### Task to carry out
Reproduce all of the data below without alteration; exclude every picture.

### Dataset items
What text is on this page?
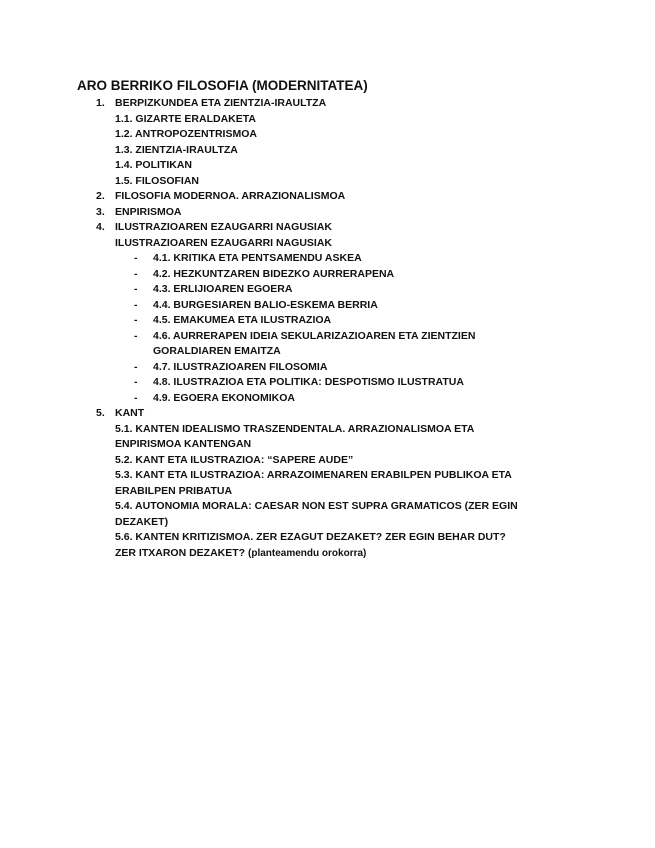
ARO BERRIKO FILOSOFIA (MODERNITATEA)
1. BERPIZKUNDEA ETA ZIENTZIA-IRAULTZA
1.1. GIZARTE ERALDAKETA
1.2. ANTROPOZENTRISMOA
1.3. ZIENTZIA-IRAULTZA
1.4. POLITIKAN
1.5. FILOSOFIAN
2. FILOSOFIA MODERNOA. ARRAZIONALISMOA
3. ENPIRISMOA
4. ILUSTRAZIOAREN EZAUGARRI NAGUSIAK
ILUSTRAZIOAREN EZAUGARRI NAGUSIAK
- 4.1. KRITIKA ETA PENTSAMENDU ASKEA
- 4.2. HEZKUNTZAREN BIDEZKO AURRERAPENA
- 4.3. ERLIJIOAREN EGOERA
- 4.4. BURGESIAREN BALIO-ESKEMA BERRIA
- 4.5. EMAKUMEA ETA ILUSTRAZIOA
- 4.6. AURRERAPEN IDEIA SEKULARIZAZIOAREN ETA ZIENTZIEN
GORALDIAREN EMAITZA
- 4.7. ILUSTRAZIOAREN FILOSOMIA
- 4.8. ILUSTRAZIOA ETA POLITIKA: DESPOTISMO ILUSTRATUA
- 4.9. EGOERA EKONOMIKOA
5. KANT
5.1. KANTEN IDEALISMO TRASZENDENTALA. ARRAZIONALISMOA ETA
ENPIRISMOA KANTENGAN
5.2. KANT ETA ILUSTRAZIOA: “SAPERE AUDE”
5.3. KANT ETA ILUSTRAZIOA: ARRAZOIMENAREN ERABILPEN PUBLIKOA ETA
ERABILPEN PRIBATUA
5.4. AUTONOMIA MORALA: CAESAR NON EST SUPRA GRAMATICOS (ZER EGIN
DEZAKET)
5.6. KANTEN KRITIZISMOA. ZER EZAGUT DEZAKET? ZER EGIN BEHAR DUT?
ZER ITXARON DEZAKET? (planteamendu orokorra)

### Response to this task
What text is on this page?
ARO BERRIKO FILOSOFIA (MODERNITATEA)
1. BERPIZKUNDEA ETA ZIENTZIA-IRAULTZA
1.1. GIZARTE ERALDAKETA
1.2. ANTROPOZENTRISMOA
1.3. ZIENTZIA-IRAULTZA
1.4. POLITIKAN
1.5. FILOSOFIAN
2. FILOSOFIA MODERNOA. ARRAZIONALISMOA
3. ENPIRISMOA
4. ILUSTRAZIOAREN EZAUGARRI NAGUSIAK
ILUSTRAZIOAREN EZAUGARRI NAGUSIAK
- 4.1. KRITIKA ETA PENTSAMENDU ASKEA
- 4.2. HEZKUNTZAREN BIDEZKO AURRERAPENA
- 4.3. ERLIJIOAREN EGOERA
- 4.4. BURGESIAREN BALIO-ESKEMA BERRIA
- 4.5. EMAKUMEA ETA ILUSTRAZIOA
- 4.6. AURRERAPEN IDEIA SEKULARIZAZIOAREN ETA ZIENTZIEN
GORALDIAREN EMAITZA
- 4.7. ILUSTRAZIOAREN FILOSOMIA
- 4.8. ILUSTRAZIOA ETA POLITIKA: DESPOTISMO ILUSTRATUA
- 4.9. EGOERA EKONOMIKOA
5. KANT
5.1. KANTEN IDEALISMO TRASZENDENTALA. ARRAZIONALISMOA ETA
ENPIRISMOA KANTENGAN
5.2. KANT ETA ILUSTRAZIOA: “SAPERE AUDE”
5.3. KANT ETA ILUSTRAZIOA: ARRAZOIMENAREN ERABILPEN PUBLIKOA ETA
ERABILPEN PRIBATUA
5.4. AUTONOMIA MORALA: CAESAR NON EST SUPRA GRAMATICOS (ZER EGIN
DEZAKET)
5.6. KANTEN KRITIZISMOA. ZER EZAGUT DEZAKET? ZER EGIN BEHAR DUT?
ZER ITXARON DEZAKET? (planteamendu orokorra)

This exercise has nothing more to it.